_TASK INSTRUCTIONS_. Every line of the listing must be reproduced as it stands. Leave the images behind.

——

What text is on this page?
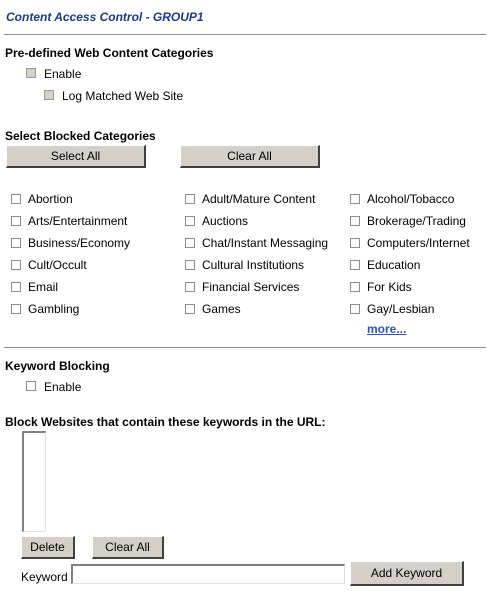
Content Access Control - GROUP1
Pre-defined Web Content Categories
Enable
Log Matched Web Site
Select Blocked Categories
Select All	Clear All
Abortion	Adult/Mature Content	Alcohol/Tobacco
Arts/Entertainment	Auctions	Brokerage/Trading
Business/Economy	Chat/Instant Messaging	Computers/Internet
Cult/Occult	Cultural Institutions	Education
Email	Financial Services	For Kids
Gambling	Games	Gay/Lesbian
more...
Keyword Blocking
Enable
Block Websites that contain these keywords in the URL:
Delete	Clear All
Keyword	Add Keyword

——

_PROBLEM SOLUTION_.
What text is on this page?
Content Access Control - GROUP1
Pre-defined Web Content Categories
Enable
Log Matched Web Site
Select Blocked Categories
Select All	Clear All
Abortion	Adult/Mature Content	Alcohol/Tobacco
Arts/Entertainment	Auctions	Brokerage/Trading
Business/Economy	Chat/Instant Messaging	Computers/Internet
Cult/Occult	Cultural Institutions	Education
Email	Financial Services	For Kids
Gambling	Games	Gay/Lesbian
more...
Keyword Blocking
Enable
Block Websites that contain these keywords in the URL:
Delete	Clear All
Keyword	Add Keyword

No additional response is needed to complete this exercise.